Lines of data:
____________

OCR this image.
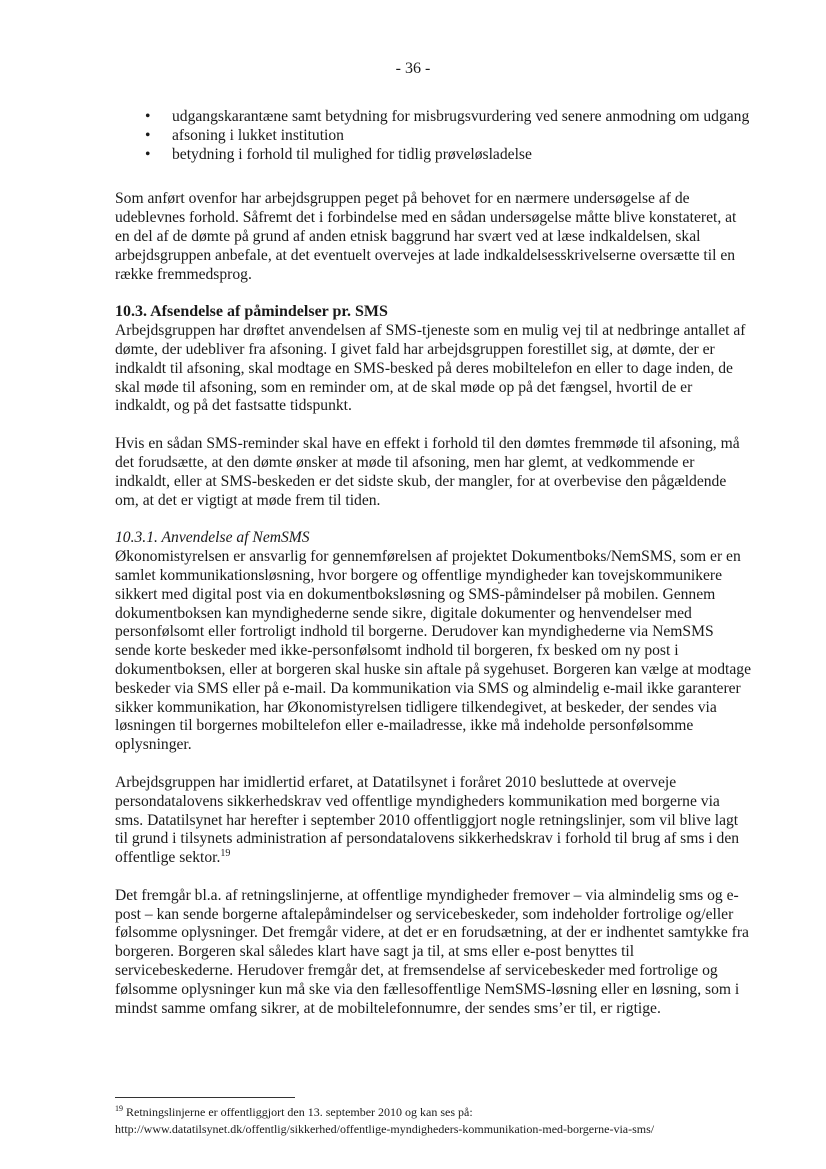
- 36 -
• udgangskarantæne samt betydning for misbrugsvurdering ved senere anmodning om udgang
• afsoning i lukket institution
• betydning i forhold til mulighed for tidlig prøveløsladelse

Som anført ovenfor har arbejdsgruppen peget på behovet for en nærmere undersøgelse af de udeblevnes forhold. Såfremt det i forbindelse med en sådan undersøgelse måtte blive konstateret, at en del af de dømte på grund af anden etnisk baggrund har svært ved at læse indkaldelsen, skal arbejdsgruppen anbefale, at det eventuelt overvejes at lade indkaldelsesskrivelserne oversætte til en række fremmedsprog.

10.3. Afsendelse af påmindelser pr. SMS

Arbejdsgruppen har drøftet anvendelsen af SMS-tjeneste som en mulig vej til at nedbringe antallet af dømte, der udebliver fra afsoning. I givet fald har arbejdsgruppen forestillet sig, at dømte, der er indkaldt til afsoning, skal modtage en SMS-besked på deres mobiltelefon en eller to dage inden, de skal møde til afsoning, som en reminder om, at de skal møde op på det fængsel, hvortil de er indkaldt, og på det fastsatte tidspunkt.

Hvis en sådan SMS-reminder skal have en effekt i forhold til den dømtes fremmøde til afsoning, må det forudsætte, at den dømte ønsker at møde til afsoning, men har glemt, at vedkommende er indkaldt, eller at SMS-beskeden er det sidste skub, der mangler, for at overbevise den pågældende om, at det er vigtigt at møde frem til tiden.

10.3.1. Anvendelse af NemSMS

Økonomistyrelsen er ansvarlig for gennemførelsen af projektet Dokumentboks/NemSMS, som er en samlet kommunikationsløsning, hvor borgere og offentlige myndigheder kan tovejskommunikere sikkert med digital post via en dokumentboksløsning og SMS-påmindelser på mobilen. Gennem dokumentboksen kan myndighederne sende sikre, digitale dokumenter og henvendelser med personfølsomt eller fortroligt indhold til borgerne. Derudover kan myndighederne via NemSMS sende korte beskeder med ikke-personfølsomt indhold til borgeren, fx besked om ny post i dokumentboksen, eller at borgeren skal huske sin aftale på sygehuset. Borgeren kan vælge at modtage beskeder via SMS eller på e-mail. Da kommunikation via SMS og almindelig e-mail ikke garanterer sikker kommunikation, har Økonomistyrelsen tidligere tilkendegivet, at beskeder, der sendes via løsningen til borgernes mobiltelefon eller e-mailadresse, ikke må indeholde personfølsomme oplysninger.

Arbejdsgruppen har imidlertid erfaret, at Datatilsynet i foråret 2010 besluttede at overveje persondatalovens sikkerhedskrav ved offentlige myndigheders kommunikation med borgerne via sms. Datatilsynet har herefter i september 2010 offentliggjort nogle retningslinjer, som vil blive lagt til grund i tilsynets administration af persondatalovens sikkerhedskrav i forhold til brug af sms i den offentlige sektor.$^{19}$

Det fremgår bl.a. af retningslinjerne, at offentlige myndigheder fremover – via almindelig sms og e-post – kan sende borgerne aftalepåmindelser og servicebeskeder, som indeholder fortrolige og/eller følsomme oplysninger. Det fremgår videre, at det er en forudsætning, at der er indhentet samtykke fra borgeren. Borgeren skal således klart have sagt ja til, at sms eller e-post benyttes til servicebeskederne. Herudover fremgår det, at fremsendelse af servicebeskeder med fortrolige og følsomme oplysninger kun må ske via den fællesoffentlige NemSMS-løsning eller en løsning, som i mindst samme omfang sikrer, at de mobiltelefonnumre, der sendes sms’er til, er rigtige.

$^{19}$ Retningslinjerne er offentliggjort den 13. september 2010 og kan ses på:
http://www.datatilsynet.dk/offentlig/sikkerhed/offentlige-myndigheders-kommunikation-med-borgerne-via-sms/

____________

STATED TASK. Could you repeat all of the material exactly? Pictures should not be copied.

TASK SOLUTION.
OCR this image.
- 36 -
• udgangskarantæne samt betydning for misbrugsvurdering ved senere anmodning om udgang
• afsoning i lukket institution
• betydning i forhold til mulighed for tidlig prøveløsladelse

Som anført ovenfor har arbejdsgruppen peget på behovet for en nærmere undersøgelse af de udeblevnes forhold. Såfremt det i forbindelse med en sådan undersøgelse måtte blive konstateret, at en del af de dømte på grund af anden etnisk baggrund har svært ved at læse indkaldelsen, skal arbejdsgruppen anbefale, at det eventuelt overvejes at lade indkaldelsesskrivelserne oversætte til en række fremmedsprog.

10.3. Afsendelse af påmindelser pr. SMS

Arbejdsgruppen har drøftet anvendelsen af SMS-tjeneste som en mulig vej til at nedbringe antallet af dømte, der udebliver fra afsoning. I givet fald har arbejdsgruppen forestillet sig, at dømte, der er indkaldt til afsoning, skal modtage en SMS-besked på deres mobiltelefon en eller to dage inden, de skal møde til afsoning, som en reminder om, at de skal møde op på det fængsel, hvortil de er indkaldt, og på det fastsatte tidspunkt.

Hvis en sådan SMS-reminder skal have en effekt i forhold til den dømtes fremmøde til afsoning, må det forudsætte, at den dømte ønsker at møde til afsoning, men har glemt, at vedkommende er indkaldt, eller at SMS-beskeden er det sidste skub, der mangler, for at overbevise den pågældende om, at det er vigtigt at møde frem til tiden.

10.3.1. Anvendelse af NemSMS

Økonomistyrelsen er ansvarlig for gennemførelsen af projektet Dokumentboks/NemSMS, som er en samlet kommunikationsløsning, hvor borgere og offentlige myndigheder kan tovejskommunikere sikkert med digital post via en dokumentboksløsning og SMS-påmindelser på mobilen. Gennem dokumentboksen kan myndighederne sende sikre, digitale dokumenter og henvendelser med personfølsomt eller fortroligt indhold til borgerne. Derudover kan myndighederne via NemSMS sende korte beskeder med ikke-personfølsomt indhold til borgeren, fx besked om ny post i dokumentboksen, eller at borgeren skal huske sin aftale på sygehuset. Borgeren kan vælge at modtage beskeder via SMS eller på e-mail. Da kommunikation via SMS og almindelig e-mail ikke garanterer sikker kommunikation, har Økonomistyrelsen tidligere tilkendegivet, at beskeder, der sendes via løsningen til borgernes mobiltelefon eller e-mailadresse, ikke må indeholde personfølsomme oplysninger.

Arbejdsgruppen har imidlertid erfaret, at Datatilsynet i foråret 2010 besluttede at overveje persondatalovens sikkerhedskrav ved offentlige myndigheders kommunikation med borgerne via sms. Datatilsynet har herefter i september 2010 offentliggjort nogle retningslinjer, som vil blive lagt til grund i tilsynets administration af persondatalovens sikkerhedskrav i forhold til brug af sms i den offentlige sektor.$^{19}$

Det fremgår bl.a. af retningslinjerne, at offentlige myndigheder fremover – via almindelig sms og e-post – kan sende borgerne aftalepåmindelser og servicebeskeder, som indeholder fortrolige og/eller følsomme oplysninger. Det fremgår videre, at det er en forudsætning, at der er indhentet samtykke fra borgeren. Borgeren skal således klart have sagt ja til, at sms eller e-post benyttes til servicebeskederne. Herudover fremgår det, at fremsendelse af servicebeskeder med fortrolige og følsomme oplysninger kun må ske via den fællesoffentlige NemSMS-løsning eller en løsning, som i mindst samme omfang sikrer, at de mobiltelefonnumre, der sendes sms’er til, er rigtige.

$^{19}$ Retningslinjerne er offentliggjort den 13. september 2010 og kan ses på:
http://www.datatilsynet.dk/offentlig/sikkerhed/offentlige-myndigheders-kommunikation-med-borgerne-via-sms/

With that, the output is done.